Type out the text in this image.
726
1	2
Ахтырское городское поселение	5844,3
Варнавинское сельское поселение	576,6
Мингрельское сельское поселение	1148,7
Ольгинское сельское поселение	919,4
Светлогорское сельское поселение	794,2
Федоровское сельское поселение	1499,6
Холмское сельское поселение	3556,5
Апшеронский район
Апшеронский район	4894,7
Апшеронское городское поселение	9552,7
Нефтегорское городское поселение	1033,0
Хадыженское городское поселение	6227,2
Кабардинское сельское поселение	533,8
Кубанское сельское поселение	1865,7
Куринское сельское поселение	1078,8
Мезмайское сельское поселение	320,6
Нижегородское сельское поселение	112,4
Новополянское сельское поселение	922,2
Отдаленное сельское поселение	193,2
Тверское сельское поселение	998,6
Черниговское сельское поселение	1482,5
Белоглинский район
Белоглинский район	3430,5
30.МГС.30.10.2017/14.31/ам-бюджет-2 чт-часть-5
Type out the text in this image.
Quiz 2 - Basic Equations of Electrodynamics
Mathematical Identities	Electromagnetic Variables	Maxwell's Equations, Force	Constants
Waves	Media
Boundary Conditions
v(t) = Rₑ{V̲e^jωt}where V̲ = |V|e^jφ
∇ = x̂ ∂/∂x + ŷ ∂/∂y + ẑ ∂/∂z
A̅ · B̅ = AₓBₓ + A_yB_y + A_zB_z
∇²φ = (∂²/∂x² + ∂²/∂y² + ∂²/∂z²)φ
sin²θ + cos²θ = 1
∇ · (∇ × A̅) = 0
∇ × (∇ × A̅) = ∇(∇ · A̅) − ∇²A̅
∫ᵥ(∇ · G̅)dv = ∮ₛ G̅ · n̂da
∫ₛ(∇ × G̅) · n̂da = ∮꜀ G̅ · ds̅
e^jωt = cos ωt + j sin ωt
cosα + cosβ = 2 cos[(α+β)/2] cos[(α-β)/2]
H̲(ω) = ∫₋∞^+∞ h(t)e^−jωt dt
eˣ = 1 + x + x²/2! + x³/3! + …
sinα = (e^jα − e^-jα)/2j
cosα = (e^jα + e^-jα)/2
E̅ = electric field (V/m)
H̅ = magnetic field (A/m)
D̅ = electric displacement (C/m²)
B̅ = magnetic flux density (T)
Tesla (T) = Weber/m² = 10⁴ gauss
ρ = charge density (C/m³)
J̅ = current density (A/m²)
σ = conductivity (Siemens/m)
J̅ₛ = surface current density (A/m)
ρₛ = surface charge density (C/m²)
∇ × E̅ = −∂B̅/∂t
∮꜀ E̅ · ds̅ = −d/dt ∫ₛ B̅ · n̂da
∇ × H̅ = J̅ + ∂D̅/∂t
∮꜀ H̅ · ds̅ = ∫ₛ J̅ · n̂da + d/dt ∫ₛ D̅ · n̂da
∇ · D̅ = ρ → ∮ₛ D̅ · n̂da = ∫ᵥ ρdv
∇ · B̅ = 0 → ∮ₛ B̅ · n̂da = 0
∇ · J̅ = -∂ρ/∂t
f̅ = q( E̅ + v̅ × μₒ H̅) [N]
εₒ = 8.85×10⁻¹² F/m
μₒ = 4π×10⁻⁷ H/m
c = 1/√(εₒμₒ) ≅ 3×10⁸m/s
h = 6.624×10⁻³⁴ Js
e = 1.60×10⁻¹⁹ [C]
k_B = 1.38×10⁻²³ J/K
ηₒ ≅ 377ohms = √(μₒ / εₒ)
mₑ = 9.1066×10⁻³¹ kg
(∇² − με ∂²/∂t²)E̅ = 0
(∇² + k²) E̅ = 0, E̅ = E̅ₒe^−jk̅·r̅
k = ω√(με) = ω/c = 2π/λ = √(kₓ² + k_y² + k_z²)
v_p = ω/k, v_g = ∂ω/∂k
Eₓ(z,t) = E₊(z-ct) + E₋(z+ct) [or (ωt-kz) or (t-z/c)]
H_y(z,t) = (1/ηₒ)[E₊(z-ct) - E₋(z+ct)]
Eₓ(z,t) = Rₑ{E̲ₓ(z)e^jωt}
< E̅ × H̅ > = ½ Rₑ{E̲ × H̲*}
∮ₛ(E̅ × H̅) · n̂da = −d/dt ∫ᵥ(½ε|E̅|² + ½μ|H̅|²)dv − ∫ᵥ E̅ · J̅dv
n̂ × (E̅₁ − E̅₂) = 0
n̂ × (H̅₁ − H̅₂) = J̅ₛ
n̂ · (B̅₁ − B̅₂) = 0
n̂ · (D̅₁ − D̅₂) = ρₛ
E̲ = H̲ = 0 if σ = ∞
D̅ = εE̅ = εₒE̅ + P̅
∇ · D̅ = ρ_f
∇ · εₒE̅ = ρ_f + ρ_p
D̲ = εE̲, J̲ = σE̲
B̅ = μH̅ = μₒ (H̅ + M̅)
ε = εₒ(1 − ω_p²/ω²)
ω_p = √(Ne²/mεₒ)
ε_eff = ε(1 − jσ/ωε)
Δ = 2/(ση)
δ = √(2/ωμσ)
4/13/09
★ ★ ★ ★
• _To be done_: Copy out every line of the listing that includes the string "field".

• _Response below_:
E̅ = electric field (V/m)
H̅ = magnetic field (A/m)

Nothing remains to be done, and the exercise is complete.